*** Text section
Development and present status of concentrate therapy for hemophilia and von Willebrand's disease.

A brief review of the current status of treatment of two severe bleeder diseases, hemophilia A and von Willebrand's disease, with factor VIII concentrate is given. The functional activities deficient in the two diseases, antihemophilic factor (AHF) or coagulant factor VIII (F. VIII:C) in hemophilia, and the von Willebrand factor(s) (vWF; F.VIII R: Ag) in von Willebrand's disease, are present in a very large protein moiety of plasma, the macromolecular factor VIII complex. The rationale for replacement therapy of hemophilia depends on assessment of the severity of a given hemorrhagic episode followed by single, multiple, or continuous infusions of factor VIII concentrates sufficient to raise the plasma AHF to the hemostatic level (15 - less than 50%, depending on the severity of hemorrhage). Prophylactic regimens prevent hemorrhage but are expensive. Despite many problems in their use, the success of factor VIII concentrates in controlling severe hemorrhage and in preventing crippling by arthropathies is evident in many ways including the demand for concentrates, which now exceed the economic value of two other main products of plasma fractionation, albumin and gamma globulin. The rationale for therapy of von Willebrand's disease is dependent on the formation of the hemostatic platelet plug, which includes adhesion of platelets to a vascular site of bleeding, followed by platelet aggregation to give the hemostatic thrombus. The very large molecular weight arrays of the factor VIII complex contained in cryoprecipitate appear needed for development of the hemostatic plug. A new test for determining the plasma platelet-aggregating vWF, the Botrocetin test, appears superior to the ristocetin test. An activator factor in Bothrops snake venom is used. Some prospects for improving the factor VIII therapeutic preparations through recombinant DNA technology and through altering procedures for fractionation are outlined.
******
*** Entries shown
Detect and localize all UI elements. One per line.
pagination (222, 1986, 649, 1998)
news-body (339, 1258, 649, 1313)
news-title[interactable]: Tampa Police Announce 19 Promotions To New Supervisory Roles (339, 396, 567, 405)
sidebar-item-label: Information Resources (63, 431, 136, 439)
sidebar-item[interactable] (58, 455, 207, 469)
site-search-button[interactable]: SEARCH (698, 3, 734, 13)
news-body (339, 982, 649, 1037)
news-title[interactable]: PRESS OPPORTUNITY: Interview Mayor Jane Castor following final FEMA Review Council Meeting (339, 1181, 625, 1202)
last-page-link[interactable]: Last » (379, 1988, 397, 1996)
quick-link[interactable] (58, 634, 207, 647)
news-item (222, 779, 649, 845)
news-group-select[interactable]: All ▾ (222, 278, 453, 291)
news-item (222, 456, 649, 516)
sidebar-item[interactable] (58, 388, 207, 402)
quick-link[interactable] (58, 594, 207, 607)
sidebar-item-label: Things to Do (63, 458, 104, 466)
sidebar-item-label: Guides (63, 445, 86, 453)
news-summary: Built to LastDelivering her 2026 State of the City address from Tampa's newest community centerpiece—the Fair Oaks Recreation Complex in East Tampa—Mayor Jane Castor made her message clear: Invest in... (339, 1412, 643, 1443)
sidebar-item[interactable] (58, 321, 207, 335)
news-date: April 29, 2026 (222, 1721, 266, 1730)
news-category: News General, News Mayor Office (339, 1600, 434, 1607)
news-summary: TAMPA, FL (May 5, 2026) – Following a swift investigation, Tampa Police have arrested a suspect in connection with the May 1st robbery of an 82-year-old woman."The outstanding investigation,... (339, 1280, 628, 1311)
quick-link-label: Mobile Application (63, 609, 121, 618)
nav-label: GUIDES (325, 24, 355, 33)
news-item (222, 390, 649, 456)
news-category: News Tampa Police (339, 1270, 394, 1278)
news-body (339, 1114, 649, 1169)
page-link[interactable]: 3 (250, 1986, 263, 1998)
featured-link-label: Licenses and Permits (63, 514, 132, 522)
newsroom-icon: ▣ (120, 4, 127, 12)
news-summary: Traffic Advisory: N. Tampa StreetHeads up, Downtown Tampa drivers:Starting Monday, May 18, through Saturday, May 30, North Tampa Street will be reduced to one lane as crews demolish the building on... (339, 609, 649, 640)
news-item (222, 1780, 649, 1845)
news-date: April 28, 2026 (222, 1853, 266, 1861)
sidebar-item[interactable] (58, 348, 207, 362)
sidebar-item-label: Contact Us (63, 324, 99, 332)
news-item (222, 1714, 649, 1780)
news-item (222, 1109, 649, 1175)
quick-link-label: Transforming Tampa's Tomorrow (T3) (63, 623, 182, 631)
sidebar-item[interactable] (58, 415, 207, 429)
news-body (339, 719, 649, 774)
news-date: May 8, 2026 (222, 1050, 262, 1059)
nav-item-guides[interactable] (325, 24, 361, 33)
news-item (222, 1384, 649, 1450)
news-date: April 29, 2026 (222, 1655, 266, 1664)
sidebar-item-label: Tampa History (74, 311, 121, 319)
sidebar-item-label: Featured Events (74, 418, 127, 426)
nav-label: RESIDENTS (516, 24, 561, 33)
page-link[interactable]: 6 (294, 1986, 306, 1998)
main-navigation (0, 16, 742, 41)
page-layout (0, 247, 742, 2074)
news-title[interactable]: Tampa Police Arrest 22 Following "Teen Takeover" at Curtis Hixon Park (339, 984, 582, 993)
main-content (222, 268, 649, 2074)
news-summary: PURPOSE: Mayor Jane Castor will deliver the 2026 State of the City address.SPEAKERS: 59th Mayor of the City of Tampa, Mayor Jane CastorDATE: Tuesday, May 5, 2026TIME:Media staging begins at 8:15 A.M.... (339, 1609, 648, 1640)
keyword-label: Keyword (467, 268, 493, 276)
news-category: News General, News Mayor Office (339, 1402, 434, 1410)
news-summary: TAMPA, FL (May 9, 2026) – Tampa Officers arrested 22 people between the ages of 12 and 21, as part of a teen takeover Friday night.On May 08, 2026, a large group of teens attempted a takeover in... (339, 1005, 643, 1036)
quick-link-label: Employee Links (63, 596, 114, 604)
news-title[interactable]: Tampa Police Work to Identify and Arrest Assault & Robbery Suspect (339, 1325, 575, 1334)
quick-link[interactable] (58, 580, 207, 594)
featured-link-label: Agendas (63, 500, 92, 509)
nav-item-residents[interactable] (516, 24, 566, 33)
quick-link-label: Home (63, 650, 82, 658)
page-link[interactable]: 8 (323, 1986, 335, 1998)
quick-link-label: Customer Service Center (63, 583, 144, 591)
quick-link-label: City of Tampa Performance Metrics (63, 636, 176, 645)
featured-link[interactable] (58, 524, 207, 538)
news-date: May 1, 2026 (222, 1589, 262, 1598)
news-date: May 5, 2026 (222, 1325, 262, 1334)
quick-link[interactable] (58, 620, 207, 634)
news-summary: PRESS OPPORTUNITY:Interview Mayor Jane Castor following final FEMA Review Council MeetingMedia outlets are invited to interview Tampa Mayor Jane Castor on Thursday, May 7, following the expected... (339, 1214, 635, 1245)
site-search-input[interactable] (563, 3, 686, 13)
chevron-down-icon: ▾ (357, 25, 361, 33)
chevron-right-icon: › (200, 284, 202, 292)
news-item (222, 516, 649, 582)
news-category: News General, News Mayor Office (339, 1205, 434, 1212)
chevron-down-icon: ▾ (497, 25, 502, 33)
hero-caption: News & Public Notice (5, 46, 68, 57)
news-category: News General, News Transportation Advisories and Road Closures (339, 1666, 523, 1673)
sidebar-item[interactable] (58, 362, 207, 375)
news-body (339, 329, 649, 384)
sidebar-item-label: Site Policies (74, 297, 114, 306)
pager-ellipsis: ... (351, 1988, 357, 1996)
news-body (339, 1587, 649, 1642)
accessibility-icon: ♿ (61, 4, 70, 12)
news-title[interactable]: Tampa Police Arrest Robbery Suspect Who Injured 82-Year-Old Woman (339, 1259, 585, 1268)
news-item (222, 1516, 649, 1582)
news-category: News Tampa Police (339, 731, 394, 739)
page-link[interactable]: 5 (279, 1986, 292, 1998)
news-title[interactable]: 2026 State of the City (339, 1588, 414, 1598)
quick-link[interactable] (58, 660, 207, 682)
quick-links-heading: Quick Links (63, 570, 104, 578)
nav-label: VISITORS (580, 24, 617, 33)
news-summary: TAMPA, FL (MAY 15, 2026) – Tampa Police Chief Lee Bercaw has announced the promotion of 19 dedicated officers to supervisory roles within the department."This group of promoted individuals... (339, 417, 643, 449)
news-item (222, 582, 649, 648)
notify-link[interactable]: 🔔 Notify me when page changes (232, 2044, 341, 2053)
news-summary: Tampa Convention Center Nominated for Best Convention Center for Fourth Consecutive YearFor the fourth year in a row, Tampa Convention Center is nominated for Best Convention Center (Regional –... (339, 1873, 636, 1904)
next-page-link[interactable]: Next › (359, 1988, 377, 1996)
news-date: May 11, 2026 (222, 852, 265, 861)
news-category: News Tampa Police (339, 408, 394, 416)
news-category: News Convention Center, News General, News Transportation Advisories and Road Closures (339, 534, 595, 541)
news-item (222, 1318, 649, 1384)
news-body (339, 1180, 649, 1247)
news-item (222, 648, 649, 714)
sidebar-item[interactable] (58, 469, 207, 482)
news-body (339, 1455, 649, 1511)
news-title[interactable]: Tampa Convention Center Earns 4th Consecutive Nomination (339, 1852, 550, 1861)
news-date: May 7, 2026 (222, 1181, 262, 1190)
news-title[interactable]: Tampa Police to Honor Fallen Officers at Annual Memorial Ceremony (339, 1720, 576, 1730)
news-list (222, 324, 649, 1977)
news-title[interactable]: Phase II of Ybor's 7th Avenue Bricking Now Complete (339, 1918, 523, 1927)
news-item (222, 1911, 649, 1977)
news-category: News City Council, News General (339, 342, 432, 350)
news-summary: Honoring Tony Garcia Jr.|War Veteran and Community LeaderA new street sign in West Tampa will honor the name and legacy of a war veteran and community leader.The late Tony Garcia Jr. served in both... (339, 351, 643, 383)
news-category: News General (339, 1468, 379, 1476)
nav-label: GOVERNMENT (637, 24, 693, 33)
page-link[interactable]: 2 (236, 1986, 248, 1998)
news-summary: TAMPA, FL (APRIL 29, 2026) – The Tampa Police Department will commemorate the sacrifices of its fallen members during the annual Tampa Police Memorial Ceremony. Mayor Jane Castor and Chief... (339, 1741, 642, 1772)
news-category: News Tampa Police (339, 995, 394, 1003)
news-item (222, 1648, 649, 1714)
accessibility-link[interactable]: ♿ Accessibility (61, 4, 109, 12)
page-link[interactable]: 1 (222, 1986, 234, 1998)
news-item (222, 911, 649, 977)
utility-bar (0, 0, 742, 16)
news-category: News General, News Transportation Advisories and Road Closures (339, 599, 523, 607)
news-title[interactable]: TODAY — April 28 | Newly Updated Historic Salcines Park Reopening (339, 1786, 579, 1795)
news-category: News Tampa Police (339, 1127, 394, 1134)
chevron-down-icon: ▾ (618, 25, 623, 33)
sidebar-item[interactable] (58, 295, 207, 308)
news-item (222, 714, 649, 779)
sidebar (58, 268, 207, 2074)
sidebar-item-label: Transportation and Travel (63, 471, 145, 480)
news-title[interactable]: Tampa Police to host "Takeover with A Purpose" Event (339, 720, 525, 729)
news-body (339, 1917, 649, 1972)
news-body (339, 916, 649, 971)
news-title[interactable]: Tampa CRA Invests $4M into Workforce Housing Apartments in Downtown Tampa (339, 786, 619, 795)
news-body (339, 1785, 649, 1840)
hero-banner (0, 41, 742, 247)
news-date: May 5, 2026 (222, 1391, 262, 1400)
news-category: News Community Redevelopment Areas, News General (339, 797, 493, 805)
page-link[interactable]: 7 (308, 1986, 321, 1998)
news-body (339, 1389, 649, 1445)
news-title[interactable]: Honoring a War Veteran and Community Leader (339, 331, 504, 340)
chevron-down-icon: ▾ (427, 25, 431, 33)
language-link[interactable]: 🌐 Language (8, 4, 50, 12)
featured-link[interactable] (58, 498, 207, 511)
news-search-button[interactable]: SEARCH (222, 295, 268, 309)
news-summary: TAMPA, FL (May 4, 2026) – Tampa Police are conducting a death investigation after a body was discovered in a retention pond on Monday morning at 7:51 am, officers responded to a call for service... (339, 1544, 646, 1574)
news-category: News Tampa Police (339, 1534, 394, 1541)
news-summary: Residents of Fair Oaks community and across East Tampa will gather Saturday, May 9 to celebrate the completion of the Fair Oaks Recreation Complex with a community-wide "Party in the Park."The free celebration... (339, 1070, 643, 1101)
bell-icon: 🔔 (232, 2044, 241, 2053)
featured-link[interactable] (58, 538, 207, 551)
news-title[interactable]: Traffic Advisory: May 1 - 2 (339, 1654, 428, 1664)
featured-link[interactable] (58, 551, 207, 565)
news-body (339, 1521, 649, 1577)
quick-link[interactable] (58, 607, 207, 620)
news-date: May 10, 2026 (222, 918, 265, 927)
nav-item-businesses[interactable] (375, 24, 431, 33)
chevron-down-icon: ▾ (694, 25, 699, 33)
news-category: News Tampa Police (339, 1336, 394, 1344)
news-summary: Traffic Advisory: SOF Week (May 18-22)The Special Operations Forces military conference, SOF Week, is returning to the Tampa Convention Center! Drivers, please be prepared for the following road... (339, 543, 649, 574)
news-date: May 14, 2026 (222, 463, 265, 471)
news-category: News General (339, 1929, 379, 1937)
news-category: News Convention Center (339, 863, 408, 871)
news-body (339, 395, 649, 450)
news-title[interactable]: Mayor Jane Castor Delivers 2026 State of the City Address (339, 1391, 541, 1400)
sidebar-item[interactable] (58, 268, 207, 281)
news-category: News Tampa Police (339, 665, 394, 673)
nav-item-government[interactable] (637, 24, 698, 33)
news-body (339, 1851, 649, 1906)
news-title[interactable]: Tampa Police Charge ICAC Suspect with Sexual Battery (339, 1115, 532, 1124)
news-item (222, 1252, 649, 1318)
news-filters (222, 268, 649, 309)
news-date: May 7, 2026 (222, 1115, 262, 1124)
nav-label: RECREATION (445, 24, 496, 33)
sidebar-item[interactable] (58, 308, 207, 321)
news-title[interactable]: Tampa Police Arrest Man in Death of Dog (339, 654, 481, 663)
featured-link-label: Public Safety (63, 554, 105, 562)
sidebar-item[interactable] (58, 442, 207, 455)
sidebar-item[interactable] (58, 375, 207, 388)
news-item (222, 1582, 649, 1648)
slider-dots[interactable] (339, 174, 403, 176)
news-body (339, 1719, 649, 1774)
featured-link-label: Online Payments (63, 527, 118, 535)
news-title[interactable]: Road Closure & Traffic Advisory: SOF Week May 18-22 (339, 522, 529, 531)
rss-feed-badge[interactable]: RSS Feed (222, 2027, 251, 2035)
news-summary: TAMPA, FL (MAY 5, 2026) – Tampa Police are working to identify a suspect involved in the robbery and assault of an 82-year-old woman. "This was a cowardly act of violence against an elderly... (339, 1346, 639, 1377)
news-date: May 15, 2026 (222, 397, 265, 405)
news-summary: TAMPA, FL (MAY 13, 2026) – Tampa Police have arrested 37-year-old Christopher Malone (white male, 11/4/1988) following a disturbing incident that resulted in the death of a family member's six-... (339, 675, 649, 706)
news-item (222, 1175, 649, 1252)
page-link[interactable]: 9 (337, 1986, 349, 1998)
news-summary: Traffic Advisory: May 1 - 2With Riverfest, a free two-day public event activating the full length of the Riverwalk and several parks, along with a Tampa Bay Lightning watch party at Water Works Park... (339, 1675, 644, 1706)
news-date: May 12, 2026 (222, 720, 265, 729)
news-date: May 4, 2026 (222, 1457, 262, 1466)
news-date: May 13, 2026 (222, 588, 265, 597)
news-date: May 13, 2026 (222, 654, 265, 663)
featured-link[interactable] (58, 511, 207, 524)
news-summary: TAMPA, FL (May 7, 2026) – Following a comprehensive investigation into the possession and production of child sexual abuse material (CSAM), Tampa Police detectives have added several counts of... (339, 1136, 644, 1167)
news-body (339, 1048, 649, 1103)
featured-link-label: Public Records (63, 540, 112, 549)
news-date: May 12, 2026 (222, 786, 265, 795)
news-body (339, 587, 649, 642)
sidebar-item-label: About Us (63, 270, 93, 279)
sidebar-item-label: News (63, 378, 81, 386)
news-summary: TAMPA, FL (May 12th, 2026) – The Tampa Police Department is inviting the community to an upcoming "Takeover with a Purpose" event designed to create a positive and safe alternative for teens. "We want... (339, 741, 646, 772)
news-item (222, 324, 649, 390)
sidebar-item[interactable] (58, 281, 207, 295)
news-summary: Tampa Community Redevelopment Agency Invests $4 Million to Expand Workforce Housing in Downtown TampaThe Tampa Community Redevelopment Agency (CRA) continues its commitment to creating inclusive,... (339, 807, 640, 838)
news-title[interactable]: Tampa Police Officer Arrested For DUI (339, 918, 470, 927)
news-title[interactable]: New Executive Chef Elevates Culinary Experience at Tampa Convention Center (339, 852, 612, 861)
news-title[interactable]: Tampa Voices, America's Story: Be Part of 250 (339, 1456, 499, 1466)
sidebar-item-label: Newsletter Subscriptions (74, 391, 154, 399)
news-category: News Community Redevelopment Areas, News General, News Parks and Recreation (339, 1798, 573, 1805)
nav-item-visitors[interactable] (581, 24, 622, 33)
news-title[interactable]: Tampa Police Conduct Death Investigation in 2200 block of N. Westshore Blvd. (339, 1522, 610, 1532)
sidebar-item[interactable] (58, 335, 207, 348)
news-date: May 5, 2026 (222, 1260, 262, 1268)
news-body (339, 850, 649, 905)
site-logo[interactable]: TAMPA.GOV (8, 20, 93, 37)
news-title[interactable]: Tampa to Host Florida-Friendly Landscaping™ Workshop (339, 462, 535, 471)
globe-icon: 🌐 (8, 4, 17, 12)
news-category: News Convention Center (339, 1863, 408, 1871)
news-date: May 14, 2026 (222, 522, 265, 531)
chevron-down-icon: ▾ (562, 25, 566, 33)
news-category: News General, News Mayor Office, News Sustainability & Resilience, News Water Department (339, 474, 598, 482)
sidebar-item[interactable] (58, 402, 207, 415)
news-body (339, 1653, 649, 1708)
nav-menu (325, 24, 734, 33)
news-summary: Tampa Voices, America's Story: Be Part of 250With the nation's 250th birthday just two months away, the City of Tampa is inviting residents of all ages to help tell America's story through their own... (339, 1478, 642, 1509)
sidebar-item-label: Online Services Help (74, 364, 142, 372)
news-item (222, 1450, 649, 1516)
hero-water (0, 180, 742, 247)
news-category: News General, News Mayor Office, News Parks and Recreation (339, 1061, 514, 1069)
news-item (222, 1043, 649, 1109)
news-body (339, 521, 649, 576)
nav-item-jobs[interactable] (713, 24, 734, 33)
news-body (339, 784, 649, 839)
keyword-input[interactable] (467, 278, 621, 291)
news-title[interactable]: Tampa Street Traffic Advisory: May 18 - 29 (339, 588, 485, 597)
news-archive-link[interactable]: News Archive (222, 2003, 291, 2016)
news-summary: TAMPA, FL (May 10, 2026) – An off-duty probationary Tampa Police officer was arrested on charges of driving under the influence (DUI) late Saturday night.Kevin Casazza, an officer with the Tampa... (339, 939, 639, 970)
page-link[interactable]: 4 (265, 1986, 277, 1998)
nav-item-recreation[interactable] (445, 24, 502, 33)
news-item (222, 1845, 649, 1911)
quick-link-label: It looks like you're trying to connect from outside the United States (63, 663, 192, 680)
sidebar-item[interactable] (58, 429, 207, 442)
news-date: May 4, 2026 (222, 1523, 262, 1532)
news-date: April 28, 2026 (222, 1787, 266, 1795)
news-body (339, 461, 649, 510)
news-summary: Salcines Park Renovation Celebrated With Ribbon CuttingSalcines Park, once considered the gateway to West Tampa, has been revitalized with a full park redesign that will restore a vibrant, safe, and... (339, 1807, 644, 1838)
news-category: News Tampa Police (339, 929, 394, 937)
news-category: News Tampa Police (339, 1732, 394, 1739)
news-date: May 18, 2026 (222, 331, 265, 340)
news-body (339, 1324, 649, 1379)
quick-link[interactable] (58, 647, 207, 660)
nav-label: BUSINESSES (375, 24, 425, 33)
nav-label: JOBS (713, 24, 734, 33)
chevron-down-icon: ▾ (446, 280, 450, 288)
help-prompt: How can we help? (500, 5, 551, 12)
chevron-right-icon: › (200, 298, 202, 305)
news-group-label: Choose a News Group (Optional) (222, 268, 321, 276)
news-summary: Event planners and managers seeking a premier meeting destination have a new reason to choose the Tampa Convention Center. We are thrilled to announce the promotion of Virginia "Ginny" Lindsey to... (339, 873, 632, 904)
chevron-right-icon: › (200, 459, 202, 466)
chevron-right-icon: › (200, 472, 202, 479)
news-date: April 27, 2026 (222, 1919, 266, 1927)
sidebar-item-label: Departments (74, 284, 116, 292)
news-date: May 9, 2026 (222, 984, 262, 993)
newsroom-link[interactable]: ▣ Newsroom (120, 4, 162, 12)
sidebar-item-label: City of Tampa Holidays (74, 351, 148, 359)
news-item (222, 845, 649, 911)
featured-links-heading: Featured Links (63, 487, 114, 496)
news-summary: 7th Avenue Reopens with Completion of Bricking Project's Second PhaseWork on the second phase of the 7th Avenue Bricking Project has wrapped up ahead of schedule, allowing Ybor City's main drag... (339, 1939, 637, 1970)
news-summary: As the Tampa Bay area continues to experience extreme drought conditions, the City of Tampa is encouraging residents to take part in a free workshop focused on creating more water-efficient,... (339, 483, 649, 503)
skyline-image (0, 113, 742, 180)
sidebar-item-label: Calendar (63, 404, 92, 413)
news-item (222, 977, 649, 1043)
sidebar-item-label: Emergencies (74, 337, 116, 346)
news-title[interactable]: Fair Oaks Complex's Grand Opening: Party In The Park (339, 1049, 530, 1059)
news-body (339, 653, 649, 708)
******
§ **Instructions to follow**
In the text on concentrate therapy for hemophilia and von Willebrand's disease, which test for determining the plasma platelet-aggregating vWF appears superior to the ristocetin test?

§ **Written response**
The Botrocetin test.